▶ **WRITTEN TASK**: Pick out all lines with the word "legend" from the records that follow.

▶ **EXTRACTED INFORMATION**:

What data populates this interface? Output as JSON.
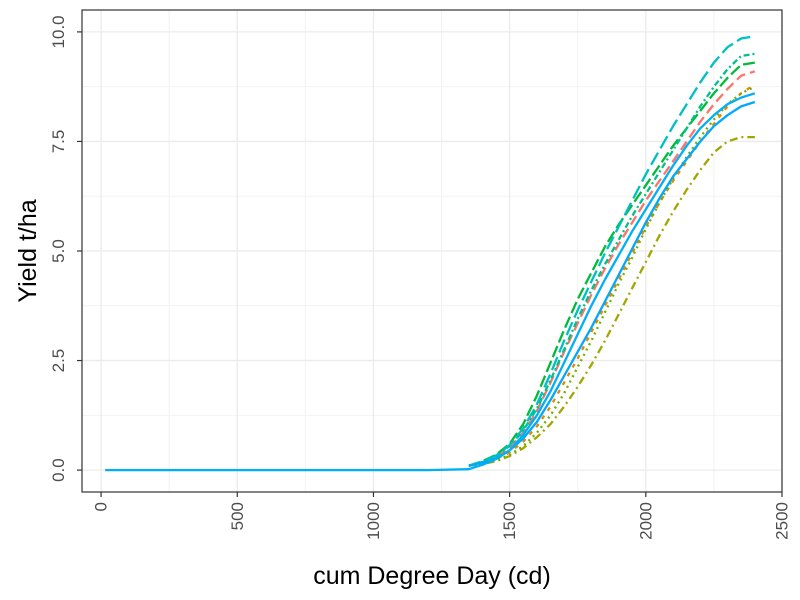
{
  "chart_data": {
    "type": "line",
    "title": "",
    "xlabel": "cum Degree Day (cd)",
    "ylabel": "Yield t/ha",
    "xlim": [
      -70,
      2500
    ],
    "ylim": [
      -0.5,
      10.5
    ],
    "x_ticks": [
      0,
      500,
      1000,
      1500,
      2000,
      2500
    ],
    "x_tick_labels": [
      "0",
      "500",
      "1000",
      "1500",
      "2000",
      "2500"
    ],
    "y_ticks": [
      0,
      2.5,
      5,
      7.5,
      10
    ],
    "y_tick_labels": [
      "0.0",
      "2.5",
      "5.0",
      "7.5",
      "10.0"
    ],
    "grid": true,
    "legend": "none",
    "series": [
      {
        "color": "#F8766D",
        "dash": "10,5",
        "x": [
          1350,
          1400,
          1450,
          1500,
          1550,
          1600,
          1650,
          1700,
          1750,
          1800,
          1850,
          1900,
          1950,
          2000,
          2050,
          2100,
          2150,
          2200,
          2250,
          2300,
          2350,
          2400
        ],
        "y": [
          0.1,
          0.18,
          0.3,
          0.5,
          0.85,
          1.35,
          2.0,
          2.7,
          3.35,
          4.0,
          4.6,
          5.15,
          5.65,
          6.15,
          6.6,
          7.05,
          7.5,
          7.95,
          8.35,
          8.7,
          9.0,
          9.1
        ]
      },
      {
        "color": "#E58700",
        "dash": "4,6",
        "x": [
          1350,
          1400,
          1450,
          1500,
          1550,
          1600,
          1650,
          1700,
          1750,
          1800,
          1850,
          1900,
          1950,
          2000,
          2050,
          2100,
          2150,
          2200,
          2250,
          2300,
          2350,
          2400
        ],
        "y": [
          0.1,
          0.16,
          0.25,
          0.4,
          0.65,
          1.0,
          1.45,
          2.0,
          2.55,
          3.15,
          3.75,
          4.35,
          4.95,
          5.55,
          6.1,
          6.6,
          7.05,
          7.5,
          7.9,
          8.3,
          8.6,
          8.8
        ]
      },
      {
        "color": "#A3A500",
        "dash": "8,4,2,4",
        "x": [
          1350,
          1400,
          1450,
          1500,
          1550,
          1600,
          1650,
          1700,
          1750,
          1800,
          1850,
          1900,
          1950,
          2000,
          2050,
          2100,
          2150,
          2200,
          2250,
          2300,
          2350,
          2400
        ],
        "y": [
          0.1,
          0.14,
          0.2,
          0.32,
          0.5,
          0.75,
          1.05,
          1.45,
          1.9,
          2.4,
          2.95,
          3.55,
          4.15,
          4.75,
          5.35,
          5.9,
          6.4,
          6.85,
          7.25,
          7.5,
          7.6,
          7.6
        ]
      },
      {
        "color": "#6BB100",
        "dash": "2,4",
        "x": [
          1350,
          1400,
          1450,
          1500,
          1550,
          1600,
          1650,
          1700,
          1750,
          1800,
          1850,
          1900,
          1950,
          2000,
          2050,
          2100,
          2150,
          2200,
          2250,
          2300,
          2350,
          2400
        ],
        "y": [
          0.1,
          0.15,
          0.22,
          0.35,
          0.55,
          0.85,
          1.25,
          1.75,
          2.35,
          2.95,
          3.6,
          4.25,
          4.85,
          5.5,
          6.1,
          6.65,
          7.15,
          7.6,
          8.0,
          8.35,
          8.6,
          8.75
        ]
      },
      {
        "color": "#00BA38",
        "dash": "12,4",
        "x": [
          1350,
          1400,
          1450,
          1500,
          1550,
          1600,
          1650,
          1700,
          1750,
          1800,
          1850,
          1900,
          1950,
          2000,
          2050,
          2100,
          2150,
          2200,
          2250,
          2300,
          2350,
          2400
        ],
        "y": [
          0.1,
          0.2,
          0.35,
          0.6,
          1.05,
          1.7,
          2.45,
          3.2,
          3.9,
          4.5,
          5.1,
          5.6,
          6.05,
          6.5,
          6.95,
          7.4,
          7.8,
          8.2,
          8.6,
          8.95,
          9.25,
          9.3
        ]
      },
      {
        "color": "#00C08B",
        "dash": "6,3,2,3",
        "x": [
          1350,
          1400,
          1450,
          1500,
          1550,
          1600,
          1650,
          1700,
          1750,
          1800,
          1850,
          1900,
          1950,
          2000,
          2050,
          2100,
          2150,
          2200,
          2250,
          2300,
          2350,
          2400
        ],
        "y": [
          0.1,
          0.18,
          0.32,
          0.55,
          0.9,
          1.4,
          2.05,
          2.75,
          3.45,
          4.1,
          4.7,
          5.25,
          5.8,
          6.3,
          6.8,
          7.3,
          7.8,
          8.3,
          8.75,
          9.15,
          9.45,
          9.5
        ]
      },
      {
        "color": "#00BFC4",
        "dash": "14,5",
        "x": [
          1350,
          1400,
          1450,
          1500,
          1550,
          1600,
          1650,
          1700,
          1750,
          1800,
          1850,
          1900,
          1950,
          2000,
          2050,
          2100,
          2150,
          2200,
          2250,
          2300,
          2350,
          2400
        ],
        "y": [
          0.1,
          0.19,
          0.33,
          0.57,
          0.95,
          1.5,
          2.2,
          2.95,
          3.65,
          4.3,
          4.95,
          5.55,
          6.15,
          6.75,
          7.3,
          7.85,
          8.35,
          8.85,
          9.3,
          9.65,
          9.85,
          9.9
        ]
      },
      {
        "color": "#00A9FF",
        "dash": "",
        "x": [
          1350,
          1400,
          1450,
          1500,
          1550,
          1600,
          1650,
          1700,
          1750,
          1800,
          1850,
          1900,
          1950,
          2000,
          2050,
          2100,
          2150,
          2200,
          2250,
          2300,
          2350,
          2400
        ],
        "y": [
          0.1,
          0.17,
          0.27,
          0.45,
          0.72,
          1.1,
          1.6,
          2.15,
          2.7,
          3.25,
          3.85,
          4.45,
          5.05,
          5.65,
          6.2,
          6.7,
          7.1,
          7.5,
          7.85,
          8.1,
          8.3,
          8.4
        ]
      },
      {
        "color": "#00B0F6",
        "dash": "",
        "x": [
          15,
          400,
          800,
          1200,
          1350,
          1400,
          1450,
          1500,
          1550,
          1600,
          1650,
          1700,
          1750,
          1800,
          1850,
          1900,
          1950,
          2000,
          2050,
          2100,
          2150,
          2200,
          2250,
          2300,
          2350,
          2400
        ],
        "y": [
          0,
          0,
          0,
          0,
          0.02,
          0.12,
          0.25,
          0.45,
          0.8,
          1.25,
          1.8,
          2.45,
          3.1,
          3.75,
          4.35,
          4.9,
          5.45,
          5.95,
          6.45,
          6.95,
          7.4,
          7.8,
          8.1,
          8.35,
          8.5,
          8.6
        ]
      }
    ]
  }
}
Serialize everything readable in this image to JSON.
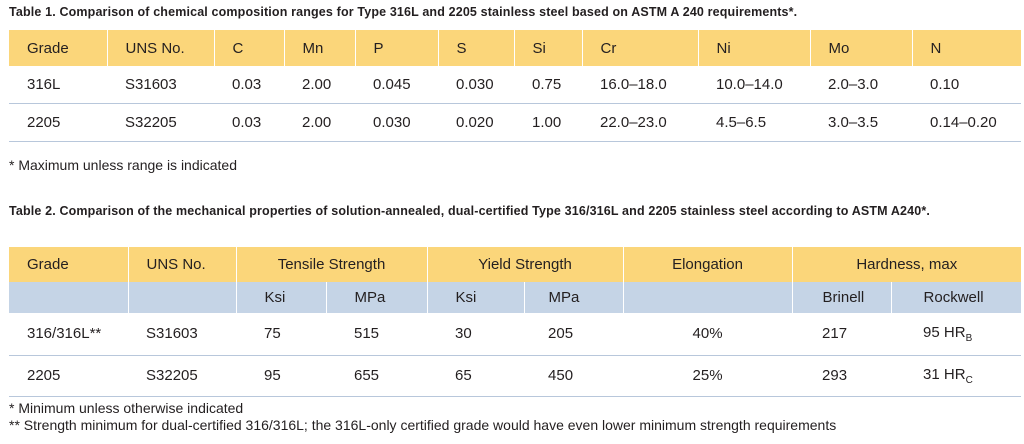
{
  "table1": {
    "caption": "Table 1.  Comparison of chemical composition ranges for Type 316L and 2205 stainless steel based on ASTM A 240 requirements*.",
    "headers": [
      "Grade",
      "UNS No.",
      "C",
      "Mn",
      "P",
      "S",
      "Si",
      "Cr",
      "Ni",
      "Mo",
      "N"
    ],
    "rows": [
      [
        "316L",
        "S31603",
        "0.03",
        "2.00",
        "0.045",
        "0.030",
        "0.75",
        "16.0–18.0",
        "10.0–14.0",
        "2.0–3.0",
        "0.10"
      ],
      [
        "2205",
        "S32205",
        "0.03",
        "2.00",
        "0.030",
        "0.020",
        "1.00",
        "22.0–23.0",
        "4.5–6.5",
        "3.0–3.5",
        "0.14–0.20"
      ]
    ],
    "footnote": "*  Maximum unless range is indicated"
  },
  "table2": {
    "caption": "Table 2.  Comparison of the mechanical properties of solution-annealed, dual-certified Type 316/316L and 2205 stainless steel according to ASTM A240*.",
    "headers": [
      "Grade",
      "UNS No.",
      "Tensile Strength",
      "Yield Strength",
      "Elongation",
      "Hardness, max"
    ],
    "subheaders": [
      "",
      "",
      "Ksi",
      "MPa",
      "Ksi",
      "MPa",
      "",
      "Brinell",
      "Rockwell"
    ],
    "rows": [
      {
        "grade": "316/316L**",
        "uns": "S31603",
        "ts_ksi": "75",
        "ts_mpa": "515",
        "ys_ksi": "30",
        "ys_mpa": "205",
        "elong": "40%",
        "brinell": "217",
        "rockwell": "95 HR",
        "rockwell_sub": "B"
      },
      {
        "grade": "2205",
        "uns": "S32205",
        "ts_ksi": "95",
        "ts_mpa": "655",
        "ys_ksi": "65",
        "ys_mpa": "450",
        "elong": "25%",
        "brinell": "293",
        "rockwell": "31 HR",
        "rockwell_sub": "C"
      }
    ],
    "footnotes": [
      "*  Minimum unless otherwise indicated",
      "** Strength minimum for dual-certified 316/316L; the 316L-only certified grade would have even lower minimum strength requirements"
    ]
  },
  "colors": {
    "header": "#fbd67a",
    "subheader": "#c5d4e6",
    "rule": "#b8c7db",
    "text": "#231f20"
  }
}
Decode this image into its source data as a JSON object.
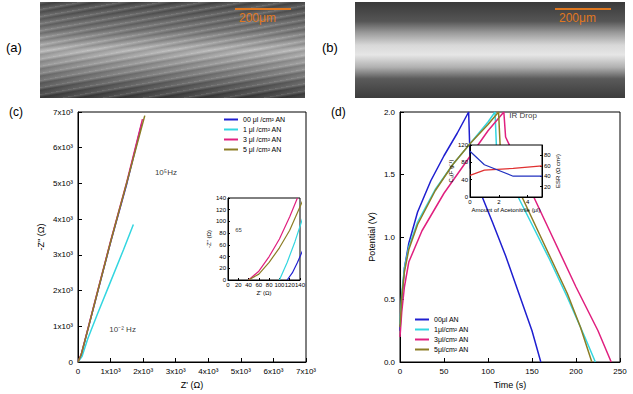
{
  "chart_data": [
    {
      "type": "image",
      "title": "(a)",
      "annotations": [
        {
          "text": "200μm"
        }
      ]
    },
    {
      "type": "image",
      "title": "(b)",
      "annotations": [
        {
          "text": "200μm"
        }
      ]
    },
    {
      "type": "line",
      "title": "(c)",
      "xlabel": "Z' (Ω)",
      "ylabel": "-Z'' (Ω)",
      "xlim": [
        0,
        7000
      ],
      "ylim": [
        0,
        7000
      ],
      "xticks": [
        0,
        {
          "value": 1000,
          "label": "1x10³"
        },
        {
          "value": 2000,
          "label": "2x10³"
        },
        {
          "value": 3000,
          "label": "3x10³"
        },
        {
          "value": 4000,
          "label": "4x10³"
        },
        {
          "value": 5000,
          "label": "5x10³"
        },
        {
          "value": 6000,
          "label": "6x10³"
        },
        {
          "value": 7000,
          "label": "7x10³"
        }
      ],
      "yticks": [
        0,
        {
          "value": 1000,
          "label": "1x10³"
        },
        {
          "value": 2000,
          "label": "2x10³"
        },
        {
          "value": 3000,
          "label": "3x10³"
        },
        {
          "value": 4000,
          "label": "4x10³"
        },
        {
          "value": 5000,
          "label": "5x10³"
        },
        {
          "value": 6000,
          "label": "6x10³"
        },
        {
          "value": 7000,
          "label": "7x10³"
        }
      ],
      "grid": false,
      "legend": "upper right",
      "series": [
        {
          "name": "00 μl /cm² AN",
          "color": "#1f1fd0",
          "x": [
            0,
            100,
            300,
            600,
            1000,
            1500,
            1950
          ],
          "values": [
            0,
            200,
            900,
            1950,
            3350,
            5000,
            6650
          ]
        },
        {
          "name": "1 μl /cm² AN",
          "color": "#33d6e0",
          "x": [
            0,
            120,
            300,
            600,
            1000,
            1400,
            1700
          ],
          "values": [
            0,
            150,
            650,
            1350,
            2250,
            3150,
            3850
          ]
        },
        {
          "name": "3 μl /cm² AN",
          "color": "#e0207f",
          "x": [
            0,
            100,
            300,
            600,
            1000,
            1500,
            1980
          ],
          "values": [
            0,
            220,
            920,
            1980,
            3380,
            5050,
            6800
          ]
        },
        {
          "name": "5 μl /cm² AN",
          "color": "#8c7d25",
          "x": [
            0,
            100,
            300,
            600,
            1000,
            1500,
            2050
          ],
          "values": [
            0,
            210,
            900,
            1960,
            3360,
            5030,
            6900
          ]
        }
      ],
      "annotations": [
        {
          "text": "10⁵Hz",
          "x": 2300,
          "y": 5300
        },
        {
          "text": "10⁻² Hz",
          "x": 900,
          "y": 900
        }
      ],
      "inset": {
        "type": "line",
        "xlabel": "Z' (Ω)",
        "ylabel": "-Z'' (Ω)",
        "xlim": [
          0,
          140
        ],
        "ylim": [
          0,
          140
        ],
        "xticks": [
          0,
          20,
          40,
          60,
          80,
          100,
          120,
          140
        ],
        "yticks": [
          0,
          20,
          40,
          60,
          80,
          100,
          120,
          140
        ],
        "grid": false,
        "series": [
          {
            "color": "#1f1fd0",
            "x": [
              115,
              125,
              135,
              145
            ],
            "values": [
              0,
              12,
              30,
              50
            ]
          },
          {
            "color": "#33d6e0",
            "x": [
              100,
              115,
              130,
              145
            ],
            "values": [
              0,
              30,
              65,
              105
            ]
          },
          {
            "color": "#e0207f",
            "x": [
              40,
              60,
              80,
              100,
              120,
              135
            ],
            "values": [
              0,
              15,
              40,
              70,
              108,
              140
            ]
          },
          {
            "color": "#8c7d25",
            "x": [
              40,
              60,
              80,
              100,
              120,
              140,
              145
            ],
            "values": [
              0,
              10,
              30,
              55,
              85,
              125,
              135
            ]
          }
        ],
        "annotations": [
          {
            "text": "65",
            "x": 10,
            "y": 85
          }
        ]
      }
    },
    {
      "type": "line",
      "title": "(d)",
      "xlabel": "Time (s)",
      "ylabel": "Potential (V)",
      "xlim": [
        0,
        250
      ],
      "ylim": [
        0,
        2
      ],
      "xticks": [
        0,
        50,
        100,
        150,
        200,
        250
      ],
      "yticks": [
        {
          "value": 0,
          "label": "0.0"
        },
        0.5,
        {
          "value": 1,
          "label": "1.0"
        },
        1.5,
        {
          "value": 2,
          "label": "2.0"
        }
      ],
      "grid": false,
      "legend": "lower left",
      "series": [
        {
          "name": "00μl AN",
          "color": "#1f1fd0",
          "x": [
            0,
            2,
            5,
            10,
            20,
            35,
            50,
            65,
            78,
            80,
            90,
            105,
            120,
            135,
            150,
            160
          ],
          "values": [
            0.25,
            0.5,
            0.75,
            0.95,
            1.2,
            1.45,
            1.65,
            1.83,
            2.0,
            1.55,
            1.38,
            1.12,
            0.85,
            0.55,
            0.25,
            0
          ]
        },
        {
          "name": "1μl/cm² AN",
          "color": "#33d6e0",
          "x": [
            0,
            2,
            5,
            10,
            20,
            40,
            60,
            80,
            100,
            108,
            110,
            130,
            150,
            170,
            190,
            210,
            222
          ],
          "values": [
            0.3,
            0.55,
            0.75,
            0.92,
            1.12,
            1.38,
            1.58,
            1.75,
            1.92,
            2.0,
            1.65,
            1.38,
            1.1,
            0.82,
            0.52,
            0.2,
            0
          ]
        },
        {
          "name": "3μl/cm² AN",
          "color": "#e0207f",
          "x": [
            0,
            2,
            5,
            10,
            25,
            50,
            80,
            100,
            118,
            120,
            140,
            170,
            200,
            225,
            240
          ],
          "values": [
            0.2,
            0.4,
            0.6,
            0.8,
            1.05,
            1.35,
            1.65,
            1.85,
            2.0,
            1.8,
            1.5,
            1.05,
            0.6,
            0.25,
            0
          ]
        },
        {
          "name": "5μl/cm² AN",
          "color": "#8c7d25",
          "x": [
            0,
            2,
            5,
            10,
            20,
            40,
            60,
            80,
            100,
            112,
            114,
            130,
            150,
            170,
            190,
            205,
            218
          ],
          "values": [
            0.28,
            0.52,
            0.72,
            0.9,
            1.1,
            1.37,
            1.58,
            1.75,
            1.9,
            2.0,
            1.7,
            1.45,
            1.15,
            0.85,
            0.55,
            0.28,
            0
          ]
        }
      ],
      "annotations": [
        {
          "text": "IR Drop",
          "x": 122,
          "y": 1.97
        }
      ],
      "inset": {
        "type": "line",
        "xlabel": "Amount of Acetonitrile (μl)",
        "ylabel": "Cₛ(F g⁻¹)",
        "y2label": "ESR (Ω cm²)",
        "xlim": [
          0,
          5
        ],
        "ylim": [
          0,
          120
        ],
        "y2lim": [
          0,
          100
        ],
        "xticks": [
          0,
          2,
          4
        ],
        "yticks": [
          0,
          40,
          80,
          120
        ],
        "y2ticks": [
          20,
          40,
          60,
          80
        ],
        "grid": false,
        "series": [
          {
            "color": "#e03030",
            "x": [
              0,
              1,
              3,
              5
            ],
            "values": [
              50,
              62,
              66,
              72
            ]
          },
          {
            "color": "#2030c0",
            "axis": "y2",
            "x": [
              0,
              1,
              3,
              5
            ],
            "values": [
              88,
              62,
              40,
              40
            ]
          }
        ]
      }
    }
  ]
}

▶ **RESULT**:
    "legend": "none",
      "legend": "upper right",
      "legend": "lower left",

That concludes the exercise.